#### Written request
Copy every line of the records below where the word "subtitle" occurs.

[Start of Recorded information]

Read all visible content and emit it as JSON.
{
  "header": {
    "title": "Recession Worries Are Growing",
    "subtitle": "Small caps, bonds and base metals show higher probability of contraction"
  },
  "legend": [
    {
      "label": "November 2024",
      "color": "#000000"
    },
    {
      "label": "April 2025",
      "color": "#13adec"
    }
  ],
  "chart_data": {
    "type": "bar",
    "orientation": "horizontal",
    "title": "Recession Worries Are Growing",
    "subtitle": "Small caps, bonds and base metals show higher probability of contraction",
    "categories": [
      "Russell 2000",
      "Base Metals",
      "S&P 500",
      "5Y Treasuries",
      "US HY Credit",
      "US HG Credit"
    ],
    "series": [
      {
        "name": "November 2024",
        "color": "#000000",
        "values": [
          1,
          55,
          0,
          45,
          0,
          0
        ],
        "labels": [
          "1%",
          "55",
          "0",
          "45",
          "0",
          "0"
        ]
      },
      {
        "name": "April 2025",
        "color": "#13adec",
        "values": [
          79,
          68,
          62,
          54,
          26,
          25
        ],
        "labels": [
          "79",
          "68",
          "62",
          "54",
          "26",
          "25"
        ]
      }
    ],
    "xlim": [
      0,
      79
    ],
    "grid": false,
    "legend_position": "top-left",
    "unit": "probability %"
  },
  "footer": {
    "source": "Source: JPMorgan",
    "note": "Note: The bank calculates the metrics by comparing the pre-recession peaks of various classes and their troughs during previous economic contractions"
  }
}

[End of Recorded information]
[Start of Recorded information]

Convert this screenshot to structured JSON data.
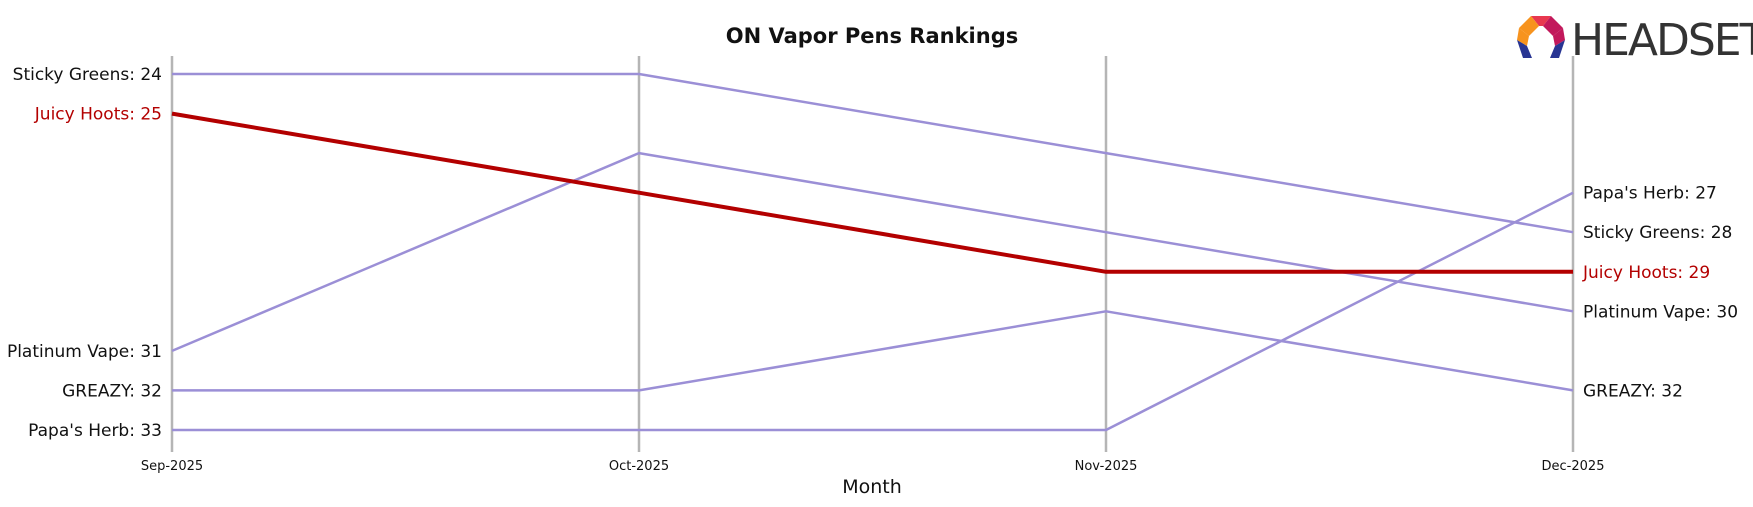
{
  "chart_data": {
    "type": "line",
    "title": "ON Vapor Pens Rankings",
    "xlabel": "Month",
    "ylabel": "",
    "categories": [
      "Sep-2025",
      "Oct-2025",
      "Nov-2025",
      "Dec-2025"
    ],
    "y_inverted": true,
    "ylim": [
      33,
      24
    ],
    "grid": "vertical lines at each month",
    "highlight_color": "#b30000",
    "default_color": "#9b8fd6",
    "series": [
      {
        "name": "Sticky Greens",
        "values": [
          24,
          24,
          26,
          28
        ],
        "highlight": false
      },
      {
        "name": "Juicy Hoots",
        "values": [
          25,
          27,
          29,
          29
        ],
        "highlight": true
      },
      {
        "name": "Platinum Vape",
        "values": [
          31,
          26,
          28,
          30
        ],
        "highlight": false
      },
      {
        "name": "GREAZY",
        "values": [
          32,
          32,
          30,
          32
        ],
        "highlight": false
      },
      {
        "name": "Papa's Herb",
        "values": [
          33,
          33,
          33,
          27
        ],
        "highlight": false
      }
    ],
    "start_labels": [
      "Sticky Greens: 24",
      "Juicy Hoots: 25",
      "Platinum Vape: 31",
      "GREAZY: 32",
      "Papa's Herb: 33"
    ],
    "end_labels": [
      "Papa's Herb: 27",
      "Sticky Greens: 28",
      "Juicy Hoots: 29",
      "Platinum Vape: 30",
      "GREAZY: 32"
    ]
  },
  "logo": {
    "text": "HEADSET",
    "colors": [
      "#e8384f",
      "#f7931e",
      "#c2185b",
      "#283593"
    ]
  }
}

[End of Recorded information]

#### Finished task
    "subtitle": "Small caps, bonds and base metals show higher probability of contraction"
    "subtitle": "Small caps, bonds and base metals show higher probability of contraction",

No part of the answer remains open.